# Stated goal
Please give the entries again in full and exactly, without any picture.

# Input rows
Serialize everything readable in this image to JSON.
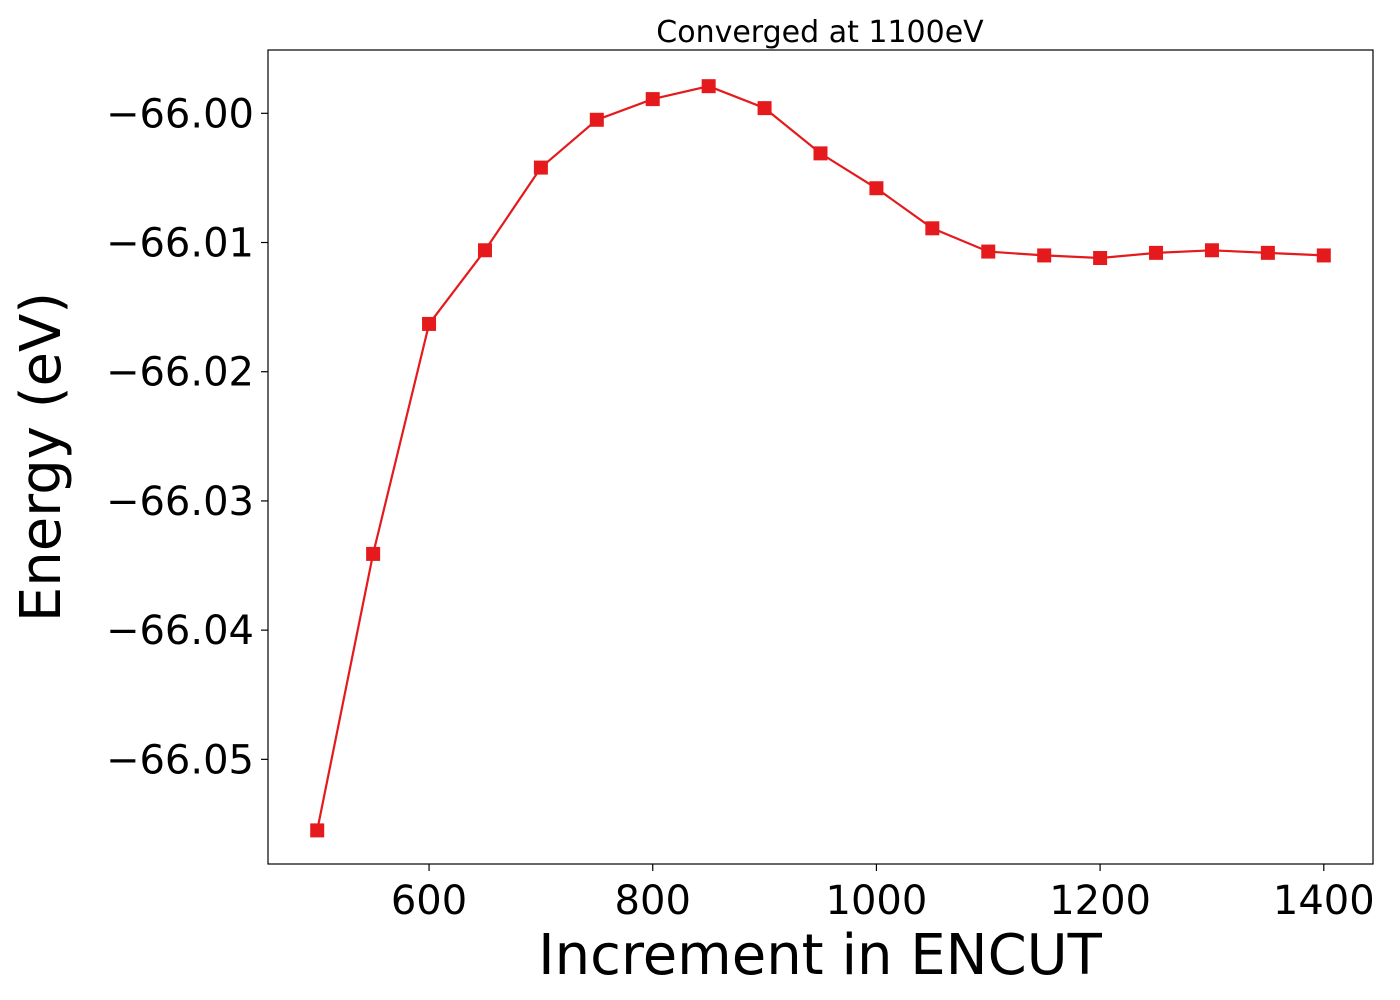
{
  "chart_data": {
    "type": "line",
    "title": "Converged at 1100eV",
    "xlabel": "Increment in ENCUT",
    "ylabel": "Energy (eV)",
    "x": [
      500,
      550,
      600,
      650,
      700,
      750,
      800,
      850,
      900,
      950,
      1000,
      1050,
      1100,
      1150,
      1200,
      1250,
      1300,
      1350,
      1400
    ],
    "series": [
      {
        "values": [
          -66.0555,
          -66.0341,
          -66.0163,
          -66.0106,
          -66.0042,
          -66.0005,
          -65.9989,
          -65.9979,
          -65.9996,
          -66.0031,
          -66.0058,
          -66.0089,
          -66.0107,
          -66.011,
          -66.0112,
          -66.0108,
          -66.0106,
          -66.0108,
          -66.011
        ],
        "color": "#e41a1c",
        "marker": "square"
      }
    ],
    "xticks": [
      600,
      800,
      1000,
      1200,
      1400
    ],
    "xtick_labels": [
      "600",
      "800",
      "1000",
      "1200",
      "1400"
    ],
    "yticks": [
      -66.05,
      -66.04,
      -66.03,
      -66.02,
      -66.01,
      -66.0
    ],
    "ytick_labels": [
      "−66.05",
      "−66.04",
      "−66.03",
      "−66.02",
      "−66.01",
      "−66.00"
    ],
    "xlim": [
      456,
      1444
    ],
    "ylim": [
      -66.0581,
      -65.9951
    ],
    "grid": false,
    "legend": "none"
  }
}
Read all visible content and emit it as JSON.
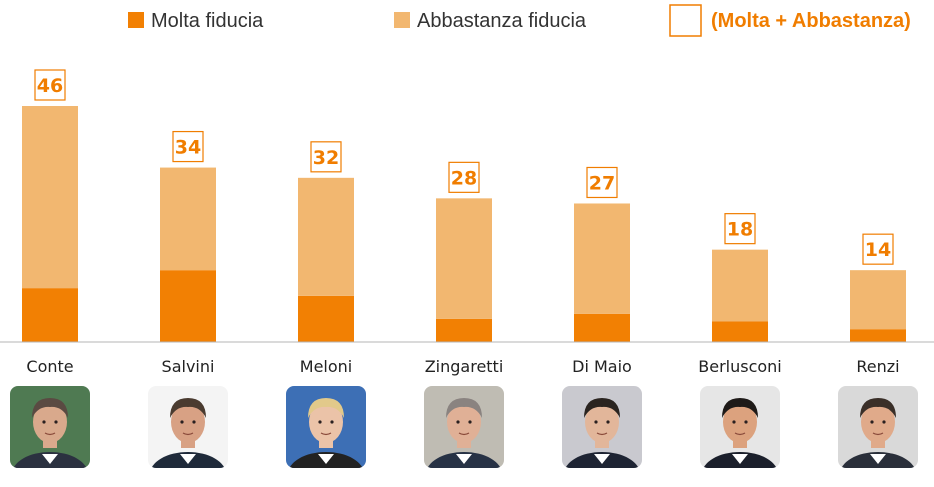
{
  "chart_data": {
    "type": "bar",
    "stacked": true,
    "categories": [
      "Conte",
      "Salvini",
      "Meloni",
      "Zingaretti",
      "Di Maio",
      "Berlusconi",
      "Renzi"
    ],
    "series": [
      {
        "name": "Molta fiducia",
        "color": "#f28003",
        "values": [
          10.5,
          14,
          9,
          4.5,
          5.5,
          4,
          2.5
        ]
      },
      {
        "name": "Abbastanza fiducia",
        "color": "#f2b770",
        "values": [
          35.5,
          20,
          23,
          23.5,
          21.5,
          14,
          11.5
        ]
      }
    ],
    "totals": [
      46,
      34,
      32,
      28,
      27,
      18,
      14
    ],
    "totals_legend": "(Molta + Abbastanza)",
    "totals_color": "#f07d00",
    "ylim": [
      0,
      48
    ],
    "grid": false,
    "legend_position": "top",
    "photos": [
      {
        "icon": "portrait-photo",
        "bg": "#4f7a52",
        "skin": "#d9a98c",
        "hair": "#5a4a42",
        "suit": "#2b3140"
      },
      {
        "icon": "portrait-photo",
        "bg": "#f4f4f4",
        "skin": "#d8a184",
        "hair": "#4a3b30",
        "suit": "#1f2a3a"
      },
      {
        "icon": "portrait-photo",
        "bg": "#3d6fb5",
        "skin": "#ebc3a8",
        "hair": "#e2c98a",
        "suit": "#222222"
      },
      {
        "icon": "portrait-photo",
        "bg": "#bfbcb3",
        "skin": "#e0b096",
        "hair": "#8a8380",
        "suit": "#273245"
      },
      {
        "icon": "portrait-photo",
        "bg": "#c9c9cf",
        "skin": "#e2b69a",
        "hair": "#2a2420",
        "suit": "#1e2433"
      },
      {
        "icon": "portrait-photo",
        "bg": "#e6e6e6",
        "skin": "#dca27e",
        "hair": "#1e1a18",
        "suit": "#1b1f2b"
      },
      {
        "icon": "portrait-photo",
        "bg": "#d9d9d9",
        "skin": "#e0aa8a",
        "hair": "#3a2f28",
        "suit": "#2a2f3a"
      }
    ]
  }
}
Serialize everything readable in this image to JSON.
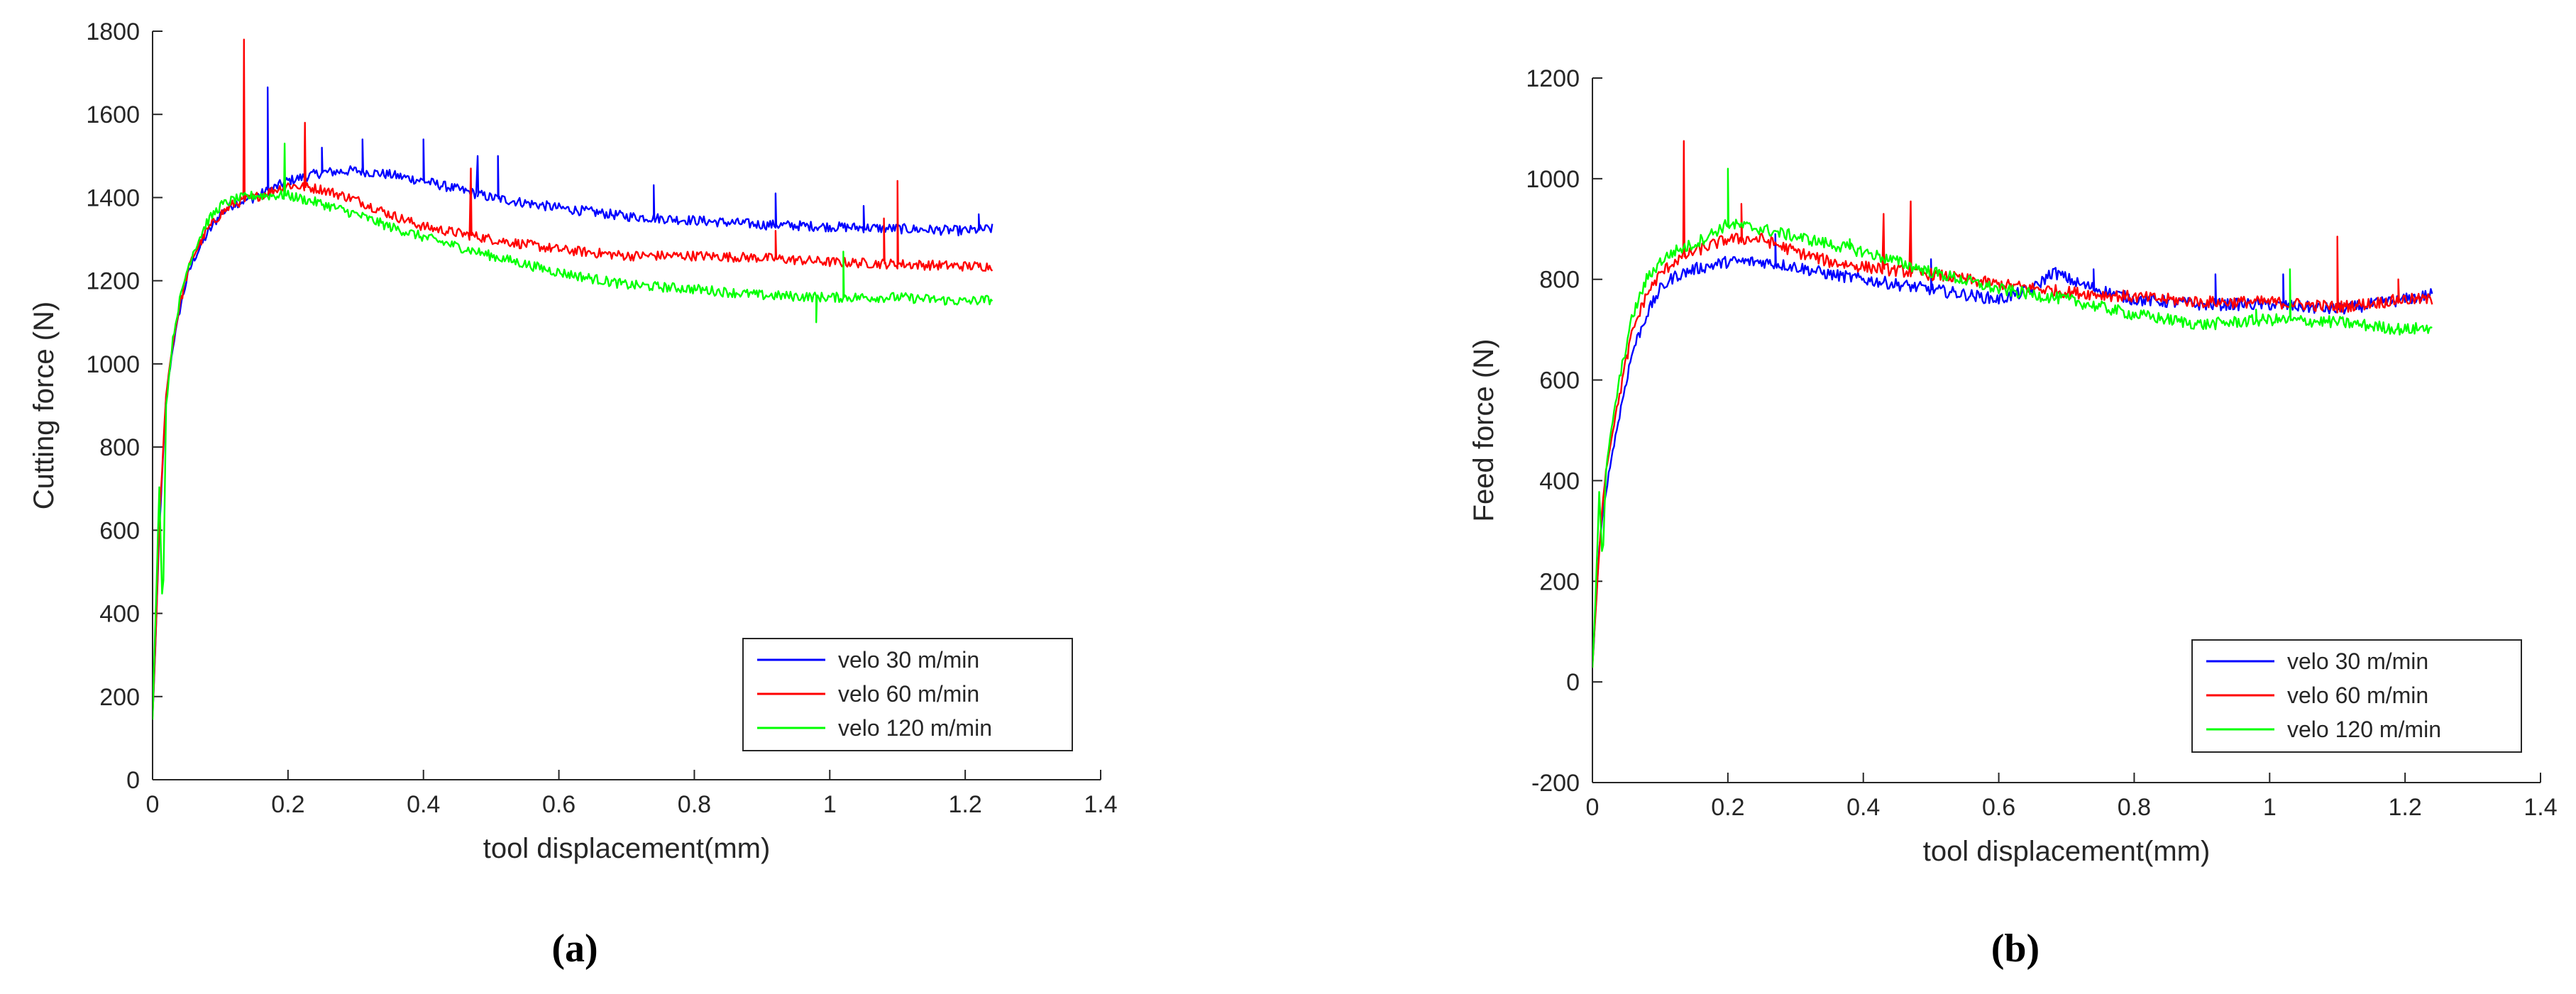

# Worked answer
Serialize everything readable in this image to JSON.
{
  "chart_data": {
    "type": "line",
    "title": "Converged at 1100eV",
    "xlabel": "Increment in ENCUT",
    "ylabel": "Energy (eV)",
    "x": [
      500,
      550,
      600,
      650,
      700,
      750,
      800,
      850,
      900,
      950,
      1000,
      1050,
      1100,
      1150,
      1200,
      1250,
      1300,
      1350,
      1400
    ],
    "series": [
      {
        "values": [
          -66.0555,
          -66.0341,
          -66.0163,
          -66.0106,
          -66.0042,
          -66.0005,
          -65.9989,
          -65.9979,
          -65.9996,
          -66.0031,
          -66.0058,
          -66.0089,
          -66.0107,
          -66.011,
          -66.0112,
          -66.0108,
          -66.0106,
          -66.0108,
          -66.011
        ],
        "color": "#e41a1c",
        "marker": "square"
      }
    ],
    "xticks": [
      600,
      800,
      1000,
      1200,
      1400
    ],
    "xtick_labels": [
      "600",
      "800",
      "1000",
      "1200",
      "1400"
    ],
    "yticks": [
      -66.05,
      -66.04,
      -66.03,
      -66.02,
      -66.01,
      -66.0
    ],
    "ytick_labels": [
      "−66.05",
      "−66.04",
      "−66.03",
      "−66.02",
      "−66.01",
      "−66.00"
    ],
    "xlim": [
      456,
      1444
    ],
    "ylim": [
      -66.0581,
      -65.9951
    ],
    "grid": false,
    "legend": "none"
  }
}
Read all visible content and emit it as JSON.
{
  "chart_data": {
    "type": "bar",
    "stacked": true,
    "categories": [
      "Conte",
      "Salvini",
      "Meloni",
      "Zingaretti",
      "Di Maio",
      "Berlusconi",
      "Renzi"
    ],
    "series": [
      {
        "name": "Molta fiducia",
        "color": "#f28003",
        "values": [
          10.5,
          14,
          9,
          4.5,
          5.5,
          4,
          2.5
        ]
      },
      {
        "name": "Abbastanza fiducia",
        "color": "#f2b770",
        "values": [
          35.5,
          20,
          23,
          23.5,
          21.5,
          14,
          11.5
        ]
      }
    ],
    "totals": [
      46,
      34,
      32,
      28,
      27,
      18,
      14
    ],
    "totals_legend": "(Molta + Abbastanza)",
    "totals_color": "#f07d00",
    "ylim": [
      0,
      48
    ],
    "grid": false,
    "legend_position": "top",
    "photos": [
      {
        "icon": "portrait-photo",
        "bg": "#4f7a52",
        "skin": "#d9a98c",
        "hair": "#5a4a42",
        "suit": "#2b3140"
      },
      {
        "icon": "portrait-photo",
        "bg": "#f4f4f4",
        "skin": "#d8a184",
        "hair": "#4a3b30",
        "suit": "#1f2a3a"
      },
      {
        "icon": "portrait-photo",
        "bg": "#3d6fb5",
        "skin": "#ebc3a8",
        "hair": "#e2c98a",
        "suit": "#222222"
      },
      {
        "icon": "portrait-photo",
        "bg": "#bfbcb3",
        "skin": "#e0b096",
        "hair": "#8a8380",
        "suit": "#273245"
      },
      {
        "icon": "portrait-photo",
        "bg": "#c9c9cf",
        "skin": "#e2b69a",
        "hair": "#2a2420",
        "suit": "#1e2433"
      },
      {
        "icon": "portrait-photo",
        "bg": "#e6e6e6",
        "skin": "#dca27e",
        "hair": "#1e1a18",
        "suit": "#1b1f2b"
      },
      {
        "icon": "portrait-photo",
        "bg": "#d9d9d9",
        "skin": "#e0aa8a",
        "hair": "#3a2f28",
        "suit": "#2a2f3a"
      }
    ]
  }
}
Serialize everything readable in this image to JSON.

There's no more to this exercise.